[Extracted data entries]

————

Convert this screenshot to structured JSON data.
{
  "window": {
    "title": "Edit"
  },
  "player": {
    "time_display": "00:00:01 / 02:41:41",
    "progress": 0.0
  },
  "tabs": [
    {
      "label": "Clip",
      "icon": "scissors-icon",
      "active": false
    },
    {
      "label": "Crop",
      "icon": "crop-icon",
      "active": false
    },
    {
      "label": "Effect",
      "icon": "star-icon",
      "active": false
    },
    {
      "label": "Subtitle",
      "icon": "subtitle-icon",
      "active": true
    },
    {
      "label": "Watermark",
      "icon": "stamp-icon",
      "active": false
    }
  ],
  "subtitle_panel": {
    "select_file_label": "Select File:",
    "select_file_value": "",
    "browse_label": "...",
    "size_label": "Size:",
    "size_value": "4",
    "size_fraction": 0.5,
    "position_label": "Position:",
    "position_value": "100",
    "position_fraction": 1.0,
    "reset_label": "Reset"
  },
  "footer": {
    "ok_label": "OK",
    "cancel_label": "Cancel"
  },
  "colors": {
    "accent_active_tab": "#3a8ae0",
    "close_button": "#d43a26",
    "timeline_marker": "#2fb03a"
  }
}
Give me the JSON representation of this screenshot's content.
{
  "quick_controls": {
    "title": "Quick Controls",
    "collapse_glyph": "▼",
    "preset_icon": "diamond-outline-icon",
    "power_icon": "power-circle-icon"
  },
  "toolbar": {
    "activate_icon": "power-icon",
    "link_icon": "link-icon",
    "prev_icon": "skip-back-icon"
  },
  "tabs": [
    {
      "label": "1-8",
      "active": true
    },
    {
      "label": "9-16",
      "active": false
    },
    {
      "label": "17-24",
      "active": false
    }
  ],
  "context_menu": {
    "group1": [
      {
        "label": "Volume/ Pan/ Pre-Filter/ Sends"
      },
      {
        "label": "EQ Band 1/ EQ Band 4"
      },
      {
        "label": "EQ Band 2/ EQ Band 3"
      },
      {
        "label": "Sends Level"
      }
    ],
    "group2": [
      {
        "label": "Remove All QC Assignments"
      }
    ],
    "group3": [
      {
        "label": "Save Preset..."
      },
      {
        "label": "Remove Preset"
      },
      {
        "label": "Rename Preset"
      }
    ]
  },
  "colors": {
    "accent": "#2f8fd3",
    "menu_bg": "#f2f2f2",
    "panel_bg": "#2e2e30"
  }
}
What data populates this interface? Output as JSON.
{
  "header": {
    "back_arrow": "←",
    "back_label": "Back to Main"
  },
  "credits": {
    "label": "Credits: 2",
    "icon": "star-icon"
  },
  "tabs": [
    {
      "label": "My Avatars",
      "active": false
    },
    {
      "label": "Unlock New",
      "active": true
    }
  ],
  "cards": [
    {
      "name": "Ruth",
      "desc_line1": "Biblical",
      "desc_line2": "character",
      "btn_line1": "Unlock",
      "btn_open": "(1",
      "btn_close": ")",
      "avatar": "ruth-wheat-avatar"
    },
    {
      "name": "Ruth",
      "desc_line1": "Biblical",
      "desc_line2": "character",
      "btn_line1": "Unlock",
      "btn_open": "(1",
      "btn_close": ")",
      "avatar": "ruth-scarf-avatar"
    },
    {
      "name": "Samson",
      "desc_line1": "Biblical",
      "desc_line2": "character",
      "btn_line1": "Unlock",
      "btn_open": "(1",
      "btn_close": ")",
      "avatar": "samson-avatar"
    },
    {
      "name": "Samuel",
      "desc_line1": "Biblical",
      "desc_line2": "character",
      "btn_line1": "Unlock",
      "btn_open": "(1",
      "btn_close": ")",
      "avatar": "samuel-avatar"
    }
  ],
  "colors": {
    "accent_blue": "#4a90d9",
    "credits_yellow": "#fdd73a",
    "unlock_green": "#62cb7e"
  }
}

————

Repeat all of the entries exactly.

Convert this screenshot to structured JSON data.
{
  "window": {
    "title": "Edit"
  },
  "player": {
    "time_display": "00:00:01 / 02:41:41",
    "progress": 0.0
  },
  "tabs": [
    {
      "label": "Clip",
      "icon": "scissors-icon",
      "active": false
    },
    {
      "label": "Crop",
      "icon": "crop-icon",
      "active": false
    },
    {
      "label": "Effect",
      "icon": "star-icon",
      "active": false
    },
    {
      "label": "Subtitle",
      "icon": "subtitle-icon",
      "active": true
    },
    {
      "label": "Watermark",
      "icon": "stamp-icon",
      "active": false
    }
  ],
  "subtitle_panel": {
    "select_file_label": "Select File:",
    "select_file_value": "",
    "browse_label": "...",
    "size_label": "Size:",
    "size_value": "4",
    "size_fraction": 0.5,
    "position_label": "Position:",
    "position_value": "100",
    "position_fraction": 1.0,
    "reset_label": "Reset"
  },
  "footer": {
    "ok_label": "OK",
    "cancel_label": "Cancel"
  },
  "colors": {
    "accent_active_tab": "#3a8ae0",
    "close_button": "#d43a26",
    "timeline_marker": "#2fb03a"
  }
}
Give me the JSON representation of this screenshot's content.
{
  "quick_controls": {
    "title": "Quick Controls",
    "collapse_glyph": "▼",
    "preset_icon": "diamond-outline-icon",
    "power_icon": "power-circle-icon"
  },
  "toolbar": {
    "activate_icon": "power-icon",
    "link_icon": "link-icon",
    "prev_icon": "skip-back-icon"
  },
  "tabs": [
    {
      "label": "1-8",
      "active": true
    },
    {
      "label": "9-16",
      "active": false
    },
    {
      "label": "17-24",
      "active": false
    }
  ],
  "context_menu": {
    "group1": [
      {
        "label": "Volume/ Pan/ Pre-Filter/ Sends"
      },
      {
        "label": "EQ Band 1/ EQ Band 4"
      },
      {
        "label": "EQ Band 2/ EQ Band 3"
      },
      {
        "label": "Sends Level"
      }
    ],
    "group2": [
      {
        "label": "Remove All QC Assignments"
      }
    ],
    "group3": [
      {
        "label": "Save Preset..."
      },
      {
        "label": "Remove Preset"
      },
      {
        "label": "Rename Preset"
      }
    ]
  },
  "colors": {
    "accent": "#2f8fd3",
    "menu_bg": "#f2f2f2",
    "panel_bg": "#2e2e30"
  }
}
What data populates this interface? Output as JSON.
{
  "header": {
    "back_arrow": "←",
    "back_label": "Back to Main"
  },
  "credits": {
    "label": "Credits: 2",
    "icon": "star-icon"
  },
  "tabs": [
    {
      "label": "My Avatars",
      "active": false
    },
    {
      "label": "Unlock New",
      "active": true
    }
  ],
  "cards": [
    {
      "name": "Ruth",
      "desc_line1": "Biblical",
      "desc_line2": "character",
      "btn_line1": "Unlock",
      "btn_open": "(1",
      "btn_close": ")",
      "avatar": "ruth-wheat-avatar"
    },
    {
      "name": "Ruth",
      "desc_line1": "Biblical",
      "desc_line2": "character",
      "btn_line1": "Unlock",
      "btn_open": "(1",
      "btn_close": ")",
      "avatar": "ruth-scarf-avatar"
    },
    {
      "name": "Samson",
      "desc_line1": "Biblical",
      "desc_line2": "character",
      "btn_line1": "Unlock",
      "btn_open": "(1",
      "btn_close": ")",
      "avatar": "samson-avatar"
    },
    {
      "name": "Samuel",
      "desc_line1": "Biblical",
      "desc_line2": "character",
      "btn_line1": "Unlock",
      "btn_open": "(1",
      "btn_close": ")",
      "avatar": "samuel-avatar"
    }
  ],
  "colors": {
    "accent_blue": "#4a90d9",
    "credits_yellow": "#fdd73a",
    "unlock_green": "#62cb7e"
  }
}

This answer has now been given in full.